--- Start ---
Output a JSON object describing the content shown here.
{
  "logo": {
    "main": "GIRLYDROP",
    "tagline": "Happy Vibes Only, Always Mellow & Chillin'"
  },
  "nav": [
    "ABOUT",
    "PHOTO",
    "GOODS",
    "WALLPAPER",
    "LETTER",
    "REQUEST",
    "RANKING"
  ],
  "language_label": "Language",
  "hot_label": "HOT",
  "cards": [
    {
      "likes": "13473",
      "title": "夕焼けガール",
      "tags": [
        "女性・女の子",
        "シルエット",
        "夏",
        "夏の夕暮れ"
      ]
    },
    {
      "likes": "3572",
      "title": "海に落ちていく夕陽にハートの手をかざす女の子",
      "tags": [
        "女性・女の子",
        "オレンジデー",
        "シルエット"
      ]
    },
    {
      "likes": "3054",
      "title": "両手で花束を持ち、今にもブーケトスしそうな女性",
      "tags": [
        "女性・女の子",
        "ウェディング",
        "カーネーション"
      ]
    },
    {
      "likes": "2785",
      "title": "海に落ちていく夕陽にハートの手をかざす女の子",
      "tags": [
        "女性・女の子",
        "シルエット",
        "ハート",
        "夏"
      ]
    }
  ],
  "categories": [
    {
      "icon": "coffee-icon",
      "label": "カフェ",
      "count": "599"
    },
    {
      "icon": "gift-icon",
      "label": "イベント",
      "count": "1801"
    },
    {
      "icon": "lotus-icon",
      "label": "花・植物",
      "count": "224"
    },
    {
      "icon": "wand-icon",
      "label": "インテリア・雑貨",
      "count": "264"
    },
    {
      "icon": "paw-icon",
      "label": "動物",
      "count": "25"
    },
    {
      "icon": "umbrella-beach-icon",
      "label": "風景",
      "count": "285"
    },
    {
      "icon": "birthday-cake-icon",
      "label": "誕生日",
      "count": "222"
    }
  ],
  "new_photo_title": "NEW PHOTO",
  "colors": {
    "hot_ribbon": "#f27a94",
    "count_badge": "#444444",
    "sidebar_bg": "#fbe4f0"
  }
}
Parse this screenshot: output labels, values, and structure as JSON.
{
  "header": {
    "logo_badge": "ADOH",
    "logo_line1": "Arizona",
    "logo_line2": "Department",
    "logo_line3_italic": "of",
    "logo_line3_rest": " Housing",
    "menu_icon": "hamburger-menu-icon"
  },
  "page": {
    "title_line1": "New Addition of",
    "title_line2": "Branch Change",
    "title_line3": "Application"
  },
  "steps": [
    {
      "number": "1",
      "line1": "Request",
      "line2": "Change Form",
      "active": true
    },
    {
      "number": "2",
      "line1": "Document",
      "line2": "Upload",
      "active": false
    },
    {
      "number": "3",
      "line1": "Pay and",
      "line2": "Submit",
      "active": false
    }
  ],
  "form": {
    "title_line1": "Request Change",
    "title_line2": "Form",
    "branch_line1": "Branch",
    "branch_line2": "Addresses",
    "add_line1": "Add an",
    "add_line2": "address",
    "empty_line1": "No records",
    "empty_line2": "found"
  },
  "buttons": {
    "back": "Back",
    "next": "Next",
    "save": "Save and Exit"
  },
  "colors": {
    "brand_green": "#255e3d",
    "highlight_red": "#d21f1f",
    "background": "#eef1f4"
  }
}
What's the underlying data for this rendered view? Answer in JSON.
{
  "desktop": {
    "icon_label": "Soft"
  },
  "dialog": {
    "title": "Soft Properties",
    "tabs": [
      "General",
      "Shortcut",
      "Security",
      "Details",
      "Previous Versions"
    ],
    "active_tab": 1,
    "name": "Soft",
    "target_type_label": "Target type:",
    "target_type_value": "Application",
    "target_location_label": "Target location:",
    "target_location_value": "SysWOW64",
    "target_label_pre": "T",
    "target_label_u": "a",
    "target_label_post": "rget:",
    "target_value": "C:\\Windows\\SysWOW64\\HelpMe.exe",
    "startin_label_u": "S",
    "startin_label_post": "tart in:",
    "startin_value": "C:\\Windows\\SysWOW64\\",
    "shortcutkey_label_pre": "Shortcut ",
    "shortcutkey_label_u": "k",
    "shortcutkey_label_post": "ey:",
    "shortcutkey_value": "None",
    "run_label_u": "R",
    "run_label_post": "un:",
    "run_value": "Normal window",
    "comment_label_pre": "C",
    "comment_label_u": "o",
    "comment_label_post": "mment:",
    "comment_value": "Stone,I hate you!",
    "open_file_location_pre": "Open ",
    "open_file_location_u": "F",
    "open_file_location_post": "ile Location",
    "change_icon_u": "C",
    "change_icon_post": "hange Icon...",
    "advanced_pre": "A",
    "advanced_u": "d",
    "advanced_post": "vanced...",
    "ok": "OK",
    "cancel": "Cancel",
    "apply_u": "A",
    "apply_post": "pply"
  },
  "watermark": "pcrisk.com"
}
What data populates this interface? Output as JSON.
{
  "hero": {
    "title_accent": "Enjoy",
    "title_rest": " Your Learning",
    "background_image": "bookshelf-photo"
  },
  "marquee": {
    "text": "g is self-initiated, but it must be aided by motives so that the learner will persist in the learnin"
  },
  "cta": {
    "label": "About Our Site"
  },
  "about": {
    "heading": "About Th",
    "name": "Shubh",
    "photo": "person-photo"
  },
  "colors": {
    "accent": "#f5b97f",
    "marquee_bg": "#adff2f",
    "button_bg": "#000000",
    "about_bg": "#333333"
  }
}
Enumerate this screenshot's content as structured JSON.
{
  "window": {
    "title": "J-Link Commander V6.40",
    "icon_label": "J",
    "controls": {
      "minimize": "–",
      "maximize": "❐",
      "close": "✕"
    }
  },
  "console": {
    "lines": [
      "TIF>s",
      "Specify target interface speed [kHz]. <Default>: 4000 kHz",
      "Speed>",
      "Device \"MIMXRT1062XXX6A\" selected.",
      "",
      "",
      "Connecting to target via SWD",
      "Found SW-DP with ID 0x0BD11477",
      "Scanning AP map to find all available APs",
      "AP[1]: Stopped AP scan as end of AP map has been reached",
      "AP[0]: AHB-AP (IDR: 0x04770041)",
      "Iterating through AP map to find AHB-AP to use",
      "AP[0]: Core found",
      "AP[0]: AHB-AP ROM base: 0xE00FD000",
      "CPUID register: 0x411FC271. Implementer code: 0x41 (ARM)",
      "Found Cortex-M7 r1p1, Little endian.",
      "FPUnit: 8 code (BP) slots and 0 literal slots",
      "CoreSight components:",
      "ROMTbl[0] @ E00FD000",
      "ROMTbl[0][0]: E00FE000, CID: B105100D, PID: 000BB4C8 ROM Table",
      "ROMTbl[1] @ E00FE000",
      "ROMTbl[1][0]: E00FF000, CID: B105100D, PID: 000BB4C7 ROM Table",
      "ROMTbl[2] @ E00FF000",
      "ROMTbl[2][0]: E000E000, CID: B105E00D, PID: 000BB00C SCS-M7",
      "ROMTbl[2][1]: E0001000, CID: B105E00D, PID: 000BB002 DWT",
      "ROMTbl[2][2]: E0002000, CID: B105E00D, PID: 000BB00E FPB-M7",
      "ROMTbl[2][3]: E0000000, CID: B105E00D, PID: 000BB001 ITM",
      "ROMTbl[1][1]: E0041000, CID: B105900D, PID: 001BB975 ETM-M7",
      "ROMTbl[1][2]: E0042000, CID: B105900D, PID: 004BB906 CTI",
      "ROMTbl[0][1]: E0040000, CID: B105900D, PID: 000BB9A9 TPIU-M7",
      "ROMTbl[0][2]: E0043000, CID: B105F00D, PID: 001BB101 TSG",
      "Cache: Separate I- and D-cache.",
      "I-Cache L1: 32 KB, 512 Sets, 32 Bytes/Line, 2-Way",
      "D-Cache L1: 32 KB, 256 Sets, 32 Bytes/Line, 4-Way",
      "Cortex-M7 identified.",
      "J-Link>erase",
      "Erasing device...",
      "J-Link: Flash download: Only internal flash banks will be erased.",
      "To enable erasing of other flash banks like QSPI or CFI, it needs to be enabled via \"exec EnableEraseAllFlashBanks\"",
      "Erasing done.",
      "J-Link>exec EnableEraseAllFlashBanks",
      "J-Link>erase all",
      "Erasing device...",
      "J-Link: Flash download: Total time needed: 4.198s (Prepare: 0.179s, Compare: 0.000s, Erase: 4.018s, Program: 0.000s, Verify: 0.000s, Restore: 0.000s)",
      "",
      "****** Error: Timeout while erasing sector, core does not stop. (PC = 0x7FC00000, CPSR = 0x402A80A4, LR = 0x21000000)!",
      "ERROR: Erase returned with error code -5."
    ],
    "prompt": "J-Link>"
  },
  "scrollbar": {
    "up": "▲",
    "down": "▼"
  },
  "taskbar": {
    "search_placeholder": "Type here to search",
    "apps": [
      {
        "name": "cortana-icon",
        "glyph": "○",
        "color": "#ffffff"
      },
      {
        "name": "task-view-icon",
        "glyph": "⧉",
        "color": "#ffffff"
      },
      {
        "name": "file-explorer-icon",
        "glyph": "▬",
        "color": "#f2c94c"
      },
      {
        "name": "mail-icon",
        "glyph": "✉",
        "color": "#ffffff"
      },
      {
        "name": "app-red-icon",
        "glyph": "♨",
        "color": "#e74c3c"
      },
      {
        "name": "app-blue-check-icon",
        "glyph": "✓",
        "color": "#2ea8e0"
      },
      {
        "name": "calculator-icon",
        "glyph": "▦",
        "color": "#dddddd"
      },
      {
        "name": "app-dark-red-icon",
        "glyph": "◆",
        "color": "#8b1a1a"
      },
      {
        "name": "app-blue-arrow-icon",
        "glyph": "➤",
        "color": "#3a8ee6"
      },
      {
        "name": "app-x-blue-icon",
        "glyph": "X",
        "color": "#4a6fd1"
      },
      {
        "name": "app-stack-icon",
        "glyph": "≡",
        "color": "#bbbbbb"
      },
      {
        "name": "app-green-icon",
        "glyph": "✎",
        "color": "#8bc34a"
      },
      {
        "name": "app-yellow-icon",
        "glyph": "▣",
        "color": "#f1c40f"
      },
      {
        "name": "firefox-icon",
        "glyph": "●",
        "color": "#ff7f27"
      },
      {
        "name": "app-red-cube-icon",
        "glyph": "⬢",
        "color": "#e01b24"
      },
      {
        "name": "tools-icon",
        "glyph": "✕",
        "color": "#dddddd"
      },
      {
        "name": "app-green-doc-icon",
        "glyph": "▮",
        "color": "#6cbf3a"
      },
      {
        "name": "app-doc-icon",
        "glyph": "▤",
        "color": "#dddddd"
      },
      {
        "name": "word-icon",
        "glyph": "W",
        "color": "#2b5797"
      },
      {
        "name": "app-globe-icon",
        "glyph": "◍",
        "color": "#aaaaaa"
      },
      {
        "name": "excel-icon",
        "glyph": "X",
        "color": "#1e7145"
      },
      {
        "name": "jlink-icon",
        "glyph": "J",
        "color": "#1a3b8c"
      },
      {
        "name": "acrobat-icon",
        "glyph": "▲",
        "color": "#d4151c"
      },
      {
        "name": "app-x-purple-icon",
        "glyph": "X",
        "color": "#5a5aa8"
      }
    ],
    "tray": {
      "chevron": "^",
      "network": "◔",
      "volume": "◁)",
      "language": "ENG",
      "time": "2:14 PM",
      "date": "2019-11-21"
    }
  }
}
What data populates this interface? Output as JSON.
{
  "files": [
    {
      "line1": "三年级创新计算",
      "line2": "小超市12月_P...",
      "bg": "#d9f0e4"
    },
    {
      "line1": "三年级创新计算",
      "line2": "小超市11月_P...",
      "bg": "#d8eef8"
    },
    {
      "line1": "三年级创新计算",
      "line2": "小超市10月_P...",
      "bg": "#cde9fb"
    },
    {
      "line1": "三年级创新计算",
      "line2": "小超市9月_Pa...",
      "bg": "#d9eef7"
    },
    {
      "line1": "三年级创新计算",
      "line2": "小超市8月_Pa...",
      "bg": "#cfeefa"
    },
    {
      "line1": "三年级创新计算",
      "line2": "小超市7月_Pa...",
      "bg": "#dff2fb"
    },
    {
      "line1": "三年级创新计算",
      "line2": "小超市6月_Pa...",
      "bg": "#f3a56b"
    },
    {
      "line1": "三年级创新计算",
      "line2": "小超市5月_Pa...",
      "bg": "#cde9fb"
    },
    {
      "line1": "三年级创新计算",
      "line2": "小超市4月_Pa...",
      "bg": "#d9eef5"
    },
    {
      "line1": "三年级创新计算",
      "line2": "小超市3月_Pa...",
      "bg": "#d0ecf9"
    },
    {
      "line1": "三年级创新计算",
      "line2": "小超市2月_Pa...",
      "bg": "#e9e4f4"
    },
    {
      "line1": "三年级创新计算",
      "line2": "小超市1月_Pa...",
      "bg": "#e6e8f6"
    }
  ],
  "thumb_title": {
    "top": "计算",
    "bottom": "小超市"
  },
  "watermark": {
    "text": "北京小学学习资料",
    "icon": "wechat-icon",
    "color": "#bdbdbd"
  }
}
--- End ---
_YOUR GOAL_
Every line containing the string "Soft" must be listed.

_FULL SOLUTION_
    "icon_label": "Soft"
    "title": "Soft Properties",
    "name": "Soft",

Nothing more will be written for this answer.